(Items listed in a dataset)
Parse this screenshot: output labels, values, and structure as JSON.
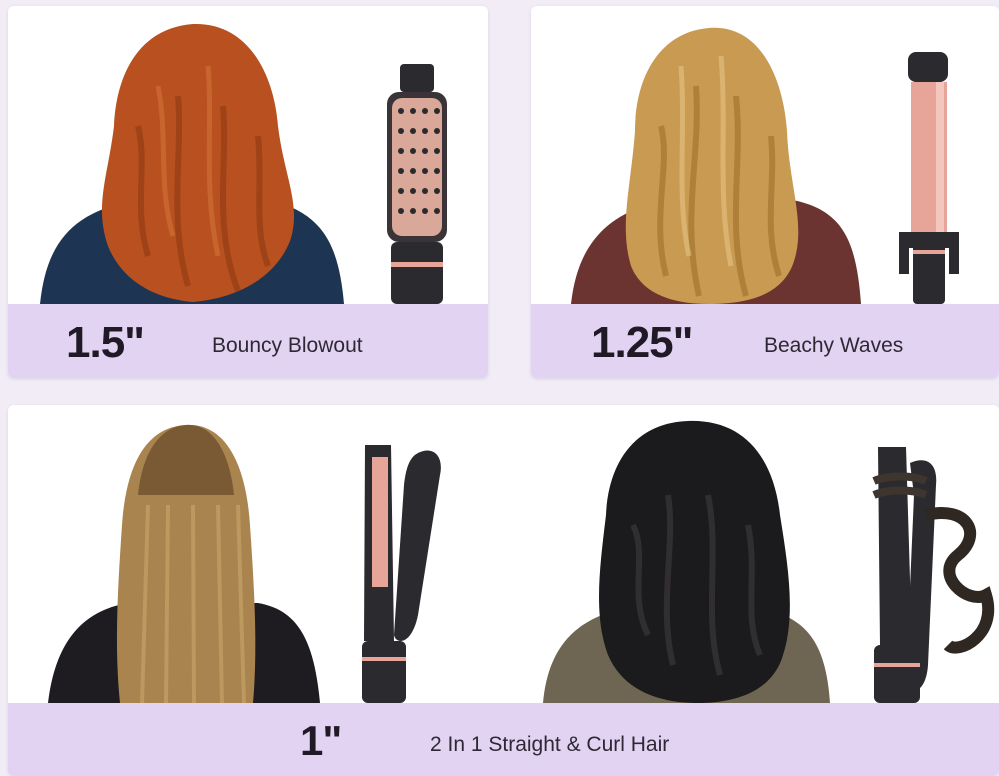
{
  "panels": [
    {
      "size": "1.5\"",
      "description": "Bouncy Blowout",
      "hair_color": "#b8511f",
      "tool_icon": "round-brush-icon"
    },
    {
      "size": "1.25\"",
      "description": "Beachy Waves",
      "hair_color": "#c99a52",
      "tool_icon": "curling-wand-icon"
    },
    {
      "size": "1\"",
      "description": "2 In 1 Straight & Curl Hair",
      "hair_color": "#a9844f",
      "tool_icon": "flat-iron-icon"
    }
  ],
  "colors": {
    "label_bar": "#e3d3f3",
    "page_background": "#f1ecf6",
    "tool_body": "#2b2a2e",
    "tool_accent": "#e7a59a"
  }
}
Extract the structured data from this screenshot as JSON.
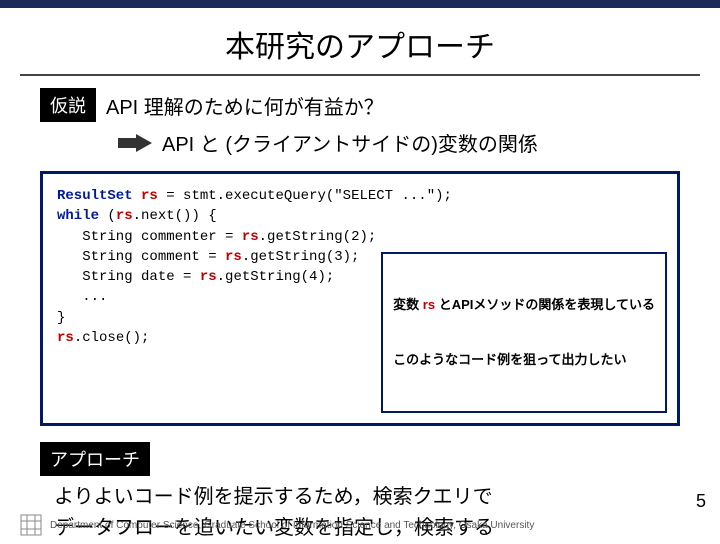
{
  "title": "本研究のアプローチ",
  "hypothesis": {
    "tag": "仮説",
    "question": "API 理解のために何が有益か？",
    "relation": "API と (クライアントサイドの)変数の関係"
  },
  "code": {
    "kw_resultset": "ResultSet",
    "rs_decl": "rs",
    "assign1": " = stmt.executeQuery(\"SELECT ...\");",
    "kw_while": "while",
    "l2_open": " (",
    "rs_use1": "rs",
    "l2_rest": ".next()) {",
    "l3_indent": "   String commenter = ",
    "rs_use2": "rs",
    "l3_rest": ".getString(2);",
    "l4_indent": "   String comment = ",
    "rs_use3": "rs",
    "l4_rest": ".getString(3);",
    "l5_indent": "   String date = ",
    "rs_use4": "rs",
    "l5_rest": ".getString(4);",
    "l6": "   ...",
    "l7": "}",
    "rs_use5": "rs",
    "l8_rest": ".close();"
  },
  "callout": {
    "line1_pre": "変数 ",
    "line1_var": "rs",
    "line1_post": " とAPIメソッドの関係を表現している",
    "line2": "このようなコード例を狙って出力したい"
  },
  "approach": {
    "tag": "アプローチ",
    "summary_l1": "よりよいコード例を提示するため，検索クエリで",
    "summary_l2": "データフローを追いたい変数を指定し，検索する"
  },
  "pagenum": "5",
  "footer": "Department of Computer Science, Graduate School of Information Science and Technology, Osaka University"
}
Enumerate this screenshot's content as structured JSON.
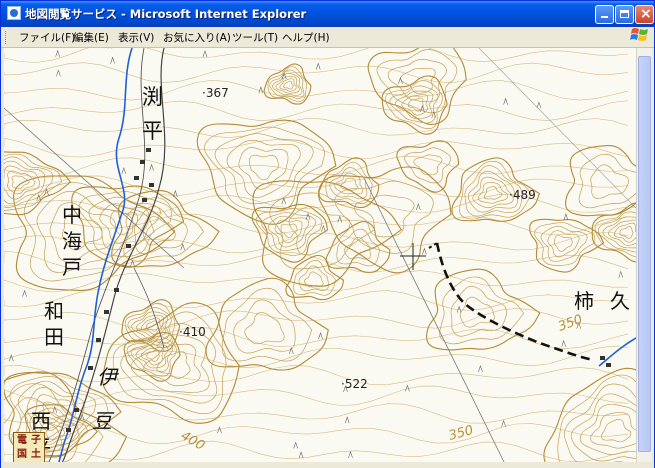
{
  "window": {
    "title": "地図閲覧サービス - Microsoft Internet Explorer",
    "buttons": [
      "minimize",
      "maximize",
      "close"
    ]
  },
  "menu": {
    "items": [
      {
        "label": "ファイル(F)"
      },
      {
        "label": "編集(E)"
      },
      {
        "label": "表示(V)"
      },
      {
        "label": "お気に入り(A)"
      },
      {
        "label": "ツール(T)"
      },
      {
        "label": "ヘルプ(H)"
      }
    ]
  },
  "map": {
    "place_names": {
      "fuchidaira_1": "渕",
      "fuchidaira_2": "平",
      "nakagaito_1": "中",
      "nakagaito_2": "海",
      "nakagaito_3": "戸",
      "wada_1": "和",
      "wada_2": "田",
      "izu_1": "伊",
      "izu_2": "豆",
      "nishi_1": "西",
      "nishi_2": "平",
      "kakikubo_1": "柿",
      "kakikubo_2": "久"
    },
    "elevations": {
      "e367": "367",
      "e489": "489",
      "e410": "410",
      "e522": "522"
    },
    "contour_labels": {
      "c350": "350",
      "c400": "400",
      "c350b": "350"
    },
    "badge": {
      "c1": "電",
      "c2": "子",
      "c3": "国",
      "c4": "土"
    },
    "colors": {
      "contour": "#c4a055",
      "contour_index": "#b28a35",
      "river": "#1f5fd6",
      "road": "#555555",
      "trail": "#111111"
    }
  }
}
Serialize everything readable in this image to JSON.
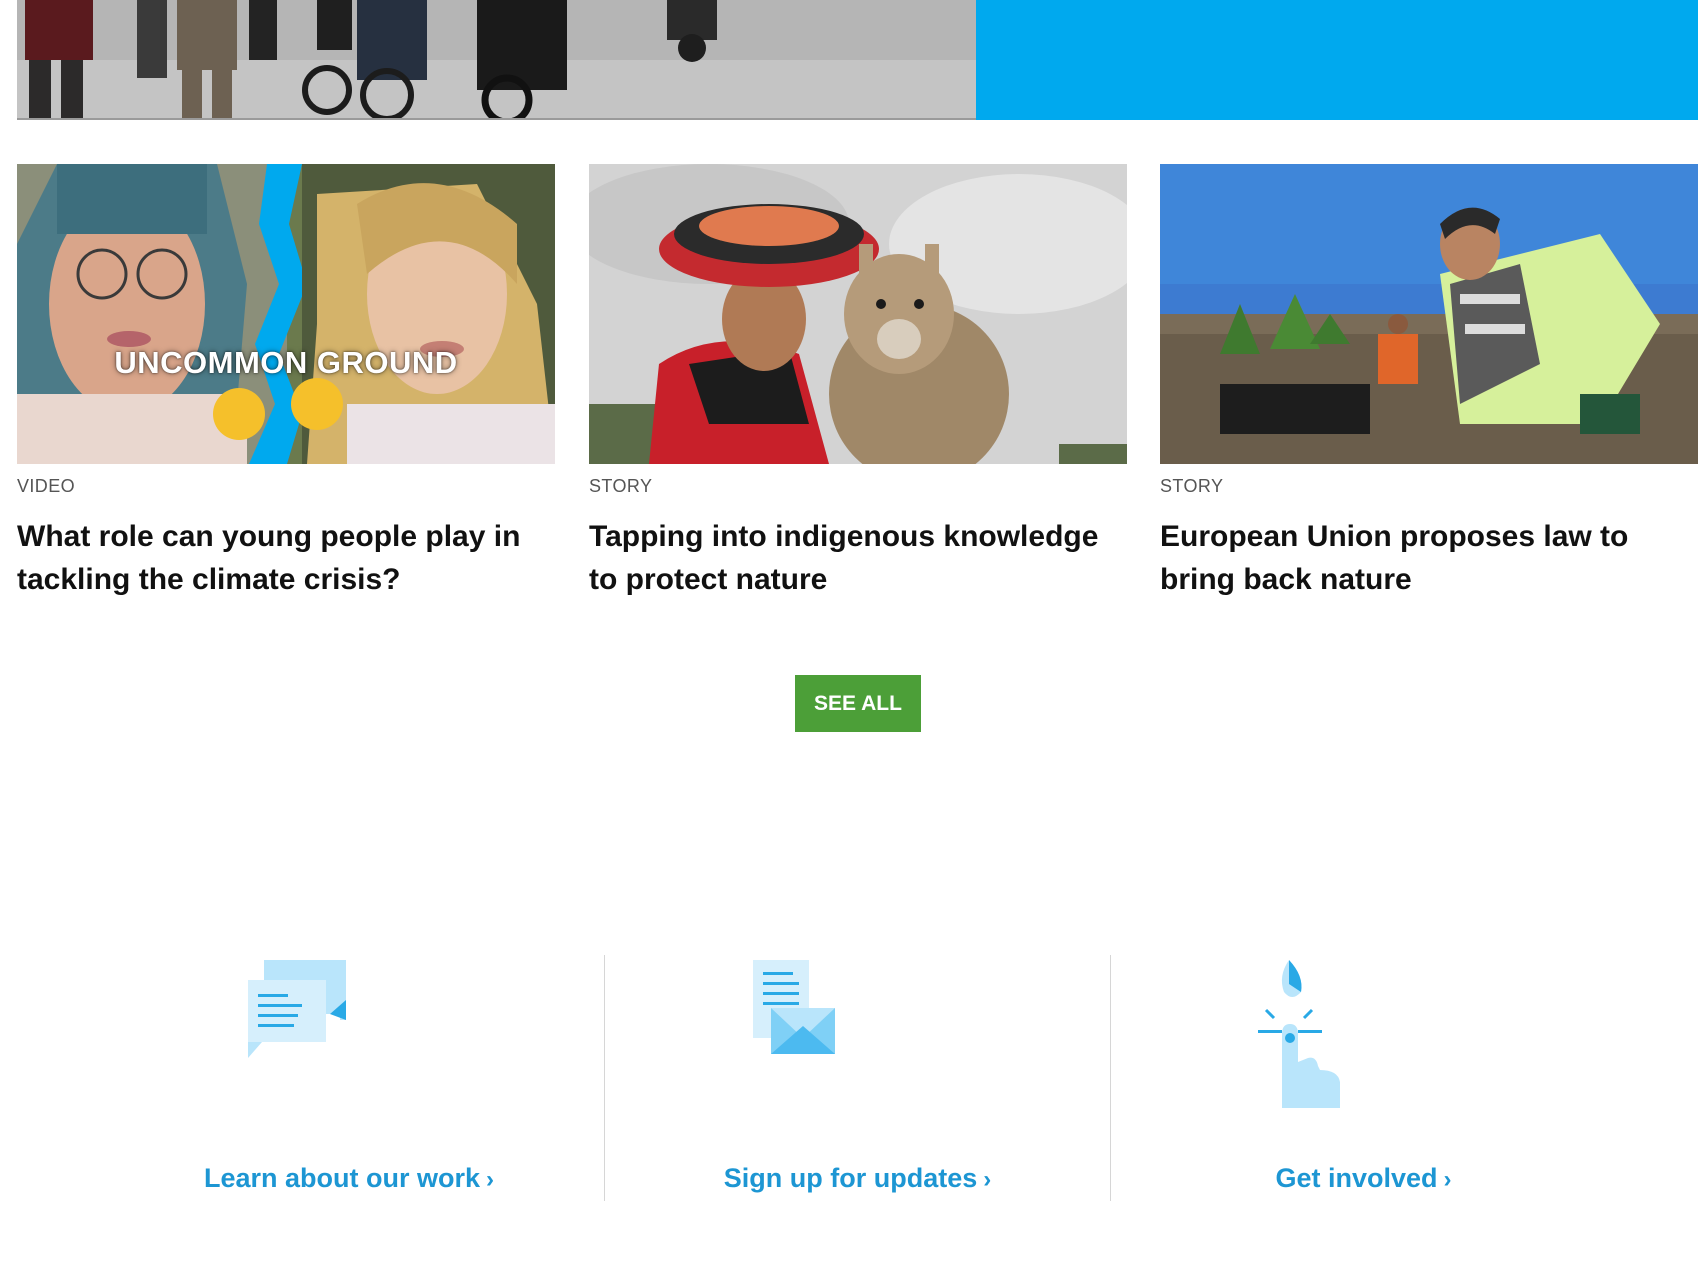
{
  "cards": [
    {
      "type": "VIDEO",
      "title": "What role can young people play in tackling the climate crisis?",
      "overlay": "UNCOMMON GROUND",
      "thumb_icon": "video-thumbnail"
    },
    {
      "type": "STORY",
      "title": "Tapping into indigenous knowledge to protect nature",
      "thumb_icon": "child-with-llama-photo"
    },
    {
      "type": "STORY",
      "title": "European Union proposes law to bring back nature",
      "thumb_icon": "tree-planting-photo"
    }
  ],
  "see_all": "SEE ALL",
  "actions": [
    {
      "label": "Learn about our work",
      "chevron": "›",
      "icon": "chat-bubbles-icon"
    },
    {
      "label": "Sign up for updates",
      "chevron": "›",
      "icon": "newsletter-envelope-icon"
    },
    {
      "label": "Get involved",
      "chevron": "›",
      "icon": "tap-hand-leaf-icon"
    }
  ],
  "colors": {
    "hero_blue": "#00a9ee",
    "see_all_green": "#4c9f38",
    "link_blue": "#1d96d3",
    "icon_light_blue": "#b9e5fb",
    "icon_blue": "#29a9e6"
  }
}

● **PROBLEM DESCRIPTION**:
Extract every line from the records above that contains the word "photo".

● **REPLY**:
      "thumb_icon": "child-with-llama-photo"
      "thumb_icon": "tree-planting-photo"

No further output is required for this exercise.